# ROWS:
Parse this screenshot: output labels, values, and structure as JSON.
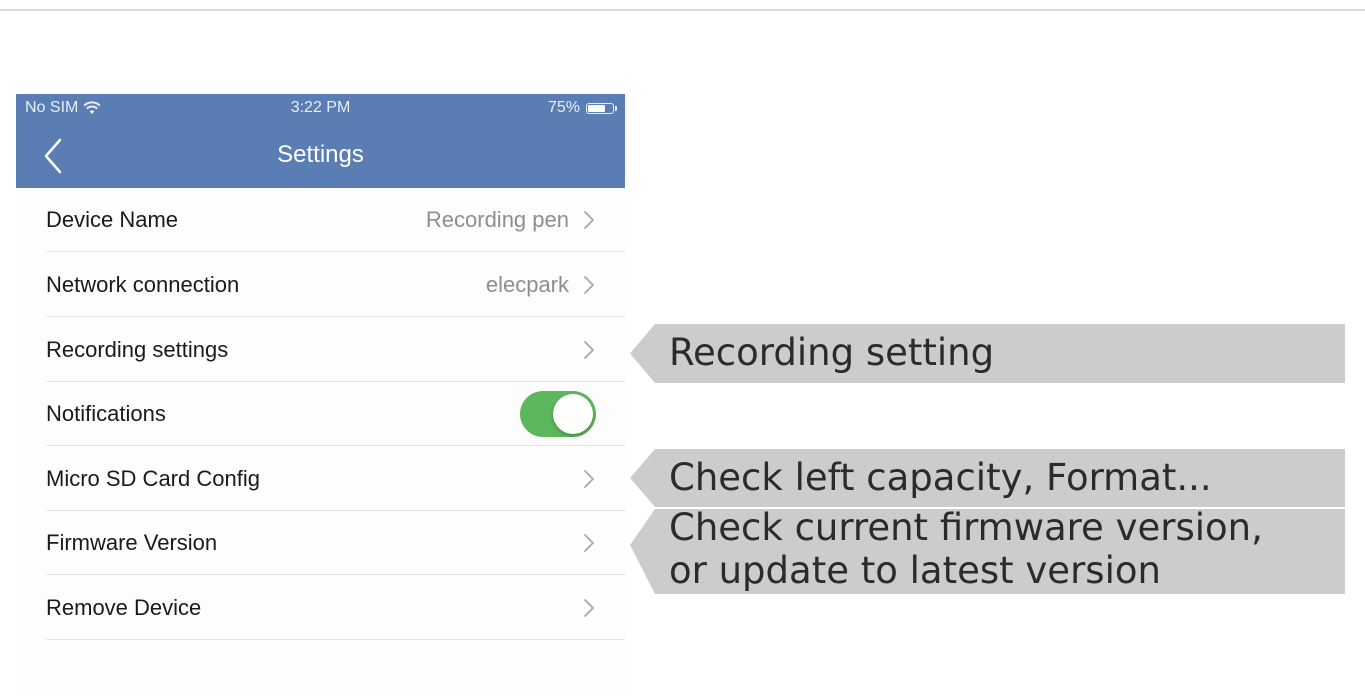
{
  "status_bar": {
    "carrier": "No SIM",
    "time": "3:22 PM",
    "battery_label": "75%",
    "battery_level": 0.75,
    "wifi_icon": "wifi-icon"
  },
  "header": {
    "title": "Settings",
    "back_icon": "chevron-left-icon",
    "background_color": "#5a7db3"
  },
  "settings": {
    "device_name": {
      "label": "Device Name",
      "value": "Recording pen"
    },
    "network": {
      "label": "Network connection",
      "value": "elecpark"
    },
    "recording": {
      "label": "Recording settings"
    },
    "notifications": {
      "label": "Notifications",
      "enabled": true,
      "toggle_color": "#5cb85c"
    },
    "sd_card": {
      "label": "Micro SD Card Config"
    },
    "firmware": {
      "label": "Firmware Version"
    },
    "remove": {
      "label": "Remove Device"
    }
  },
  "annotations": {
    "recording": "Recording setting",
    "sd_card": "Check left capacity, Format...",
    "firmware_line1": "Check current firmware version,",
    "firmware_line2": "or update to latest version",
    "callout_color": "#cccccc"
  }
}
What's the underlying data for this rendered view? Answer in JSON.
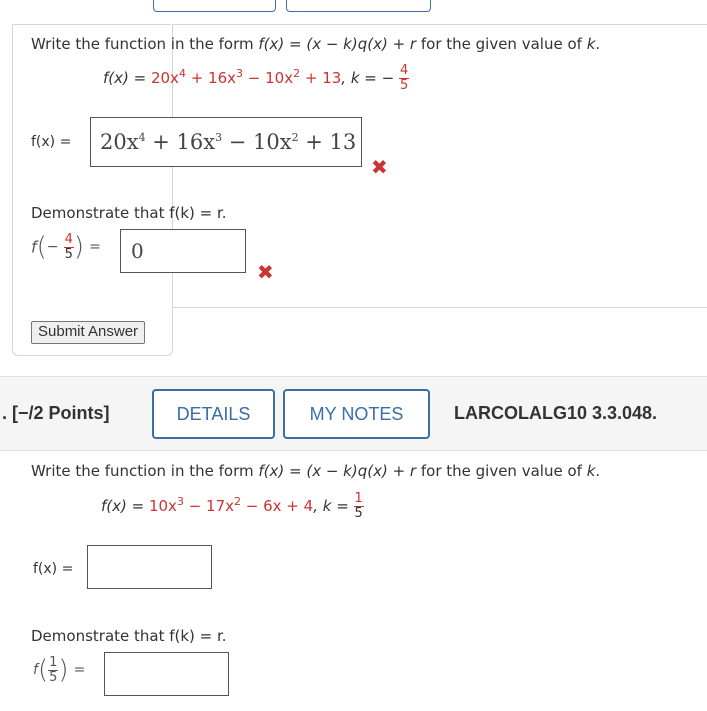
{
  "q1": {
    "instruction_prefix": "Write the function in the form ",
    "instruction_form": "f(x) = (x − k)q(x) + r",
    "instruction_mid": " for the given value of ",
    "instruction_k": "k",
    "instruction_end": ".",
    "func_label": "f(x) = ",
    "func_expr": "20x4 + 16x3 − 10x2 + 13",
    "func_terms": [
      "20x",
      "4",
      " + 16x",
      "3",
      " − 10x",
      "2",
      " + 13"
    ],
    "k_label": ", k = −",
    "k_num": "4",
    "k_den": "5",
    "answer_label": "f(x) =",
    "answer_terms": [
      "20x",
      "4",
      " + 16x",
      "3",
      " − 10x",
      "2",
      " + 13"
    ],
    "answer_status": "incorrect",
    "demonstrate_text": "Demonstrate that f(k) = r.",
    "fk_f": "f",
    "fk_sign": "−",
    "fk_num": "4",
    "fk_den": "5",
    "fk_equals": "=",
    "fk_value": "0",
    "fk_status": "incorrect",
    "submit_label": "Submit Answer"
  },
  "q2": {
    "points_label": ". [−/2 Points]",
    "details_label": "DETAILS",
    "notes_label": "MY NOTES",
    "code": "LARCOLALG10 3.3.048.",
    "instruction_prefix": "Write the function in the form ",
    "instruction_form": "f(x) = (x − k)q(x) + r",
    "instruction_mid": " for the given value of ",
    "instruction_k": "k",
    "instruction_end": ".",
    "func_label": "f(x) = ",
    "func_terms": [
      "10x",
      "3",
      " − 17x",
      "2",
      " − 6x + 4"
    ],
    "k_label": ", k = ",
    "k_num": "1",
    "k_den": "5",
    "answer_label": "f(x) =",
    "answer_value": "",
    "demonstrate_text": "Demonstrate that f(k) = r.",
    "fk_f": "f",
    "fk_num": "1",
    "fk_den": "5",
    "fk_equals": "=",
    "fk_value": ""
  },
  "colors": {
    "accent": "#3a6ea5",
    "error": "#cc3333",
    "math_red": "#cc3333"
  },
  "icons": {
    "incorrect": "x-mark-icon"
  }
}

# TASK INSTRUCTIONS:
From the listing above, print every entry precisely and drop the pictures.

# TASK ANSWER:
Parse this screenshot: output labels, values, and structure as JSON.
{
  "status_bar": {
    "carrier": "No SIM",
    "time": "3:22 PM",
    "battery_label": "75%",
    "battery_level": 0.75,
    "wifi_icon": "wifi-icon"
  },
  "header": {
    "title": "Settings",
    "back_icon": "chevron-left-icon",
    "background_color": "#5a7db3"
  },
  "settings": {
    "device_name": {
      "label": "Device Name",
      "value": "Recording pen"
    },
    "network": {
      "label": "Network connection",
      "value": "elecpark"
    },
    "recording": {
      "label": "Recording settings"
    },
    "notifications": {
      "label": "Notifications",
      "enabled": true,
      "toggle_color": "#5cb85c"
    },
    "sd_card": {
      "label": "Micro SD Card Config"
    },
    "firmware": {
      "label": "Firmware Version"
    },
    "remove": {
      "label": "Remove Device"
    }
  },
  "annotations": {
    "recording": "Recording setting",
    "sd_card": "Check left capacity, Format...",
    "firmware_line1": "Check current firmware version,",
    "firmware_line2": "or update to latest version",
    "callout_color": "#cccccc"
  }
}
What's the underlying data for this rendered view? Answer in JSON.
{
  "q1": {
    "instruction_prefix": "Write the function in the form ",
    "instruction_form": "f(x) = (x − k)q(x) + r",
    "instruction_mid": " for the given value of ",
    "instruction_k": "k",
    "instruction_end": ".",
    "func_label": "f(x) = ",
    "func_expr": "20x4 + 16x3 − 10x2 + 13",
    "func_terms": [
      "20x",
      "4",
      " + 16x",
      "3",
      " − 10x",
      "2",
      " + 13"
    ],
    "k_label": ", k = −",
    "k_num": "4",
    "k_den": "5",
    "answer_label": "f(x) =",
    "answer_terms": [
      "20x",
      "4",
      " + 16x",
      "3",
      " − 10x",
      "2",
      " + 13"
    ],
    "answer_status": "incorrect",
    "demonstrate_text": "Demonstrate that f(k) = r.",
    "fk_f": "f",
    "fk_sign": "−",
    "fk_num": "4",
    "fk_den": "5",
    "fk_equals": "=",
    "fk_value": "0",
    "fk_status": "incorrect",
    "submit_label": "Submit Answer"
  },
  "q2": {
    "points_label": ". [−/2 Points]",
    "details_label": "DETAILS",
    "notes_label": "MY NOTES",
    "code": "LARCOLALG10 3.3.048.",
    "instruction_prefix": "Write the function in the form ",
    "instruction_form": "f(x) = (x − k)q(x) + r",
    "instruction_mid": " for the given value of ",
    "instruction_k": "k",
    "instruction_end": ".",
    "func_label": "f(x) = ",
    "func_terms": [
      "10x",
      "3",
      " − 17x",
      "2",
      " − 6x + 4"
    ],
    "k_label": ", k = ",
    "k_num": "1",
    "k_den": "5",
    "answer_label": "f(x) =",
    "answer_value": "",
    "demonstrate_text": "Demonstrate that f(k) = r.",
    "fk_f": "f",
    "fk_num": "1",
    "fk_den": "5",
    "fk_equals": "=",
    "fk_value": ""
  },
  "colors": {
    "accent": "#3a6ea5",
    "error": "#cc3333",
    "math_red": "#cc3333"
  },
  "icons": {
    "incorrect": "x-mark-icon"
  }
}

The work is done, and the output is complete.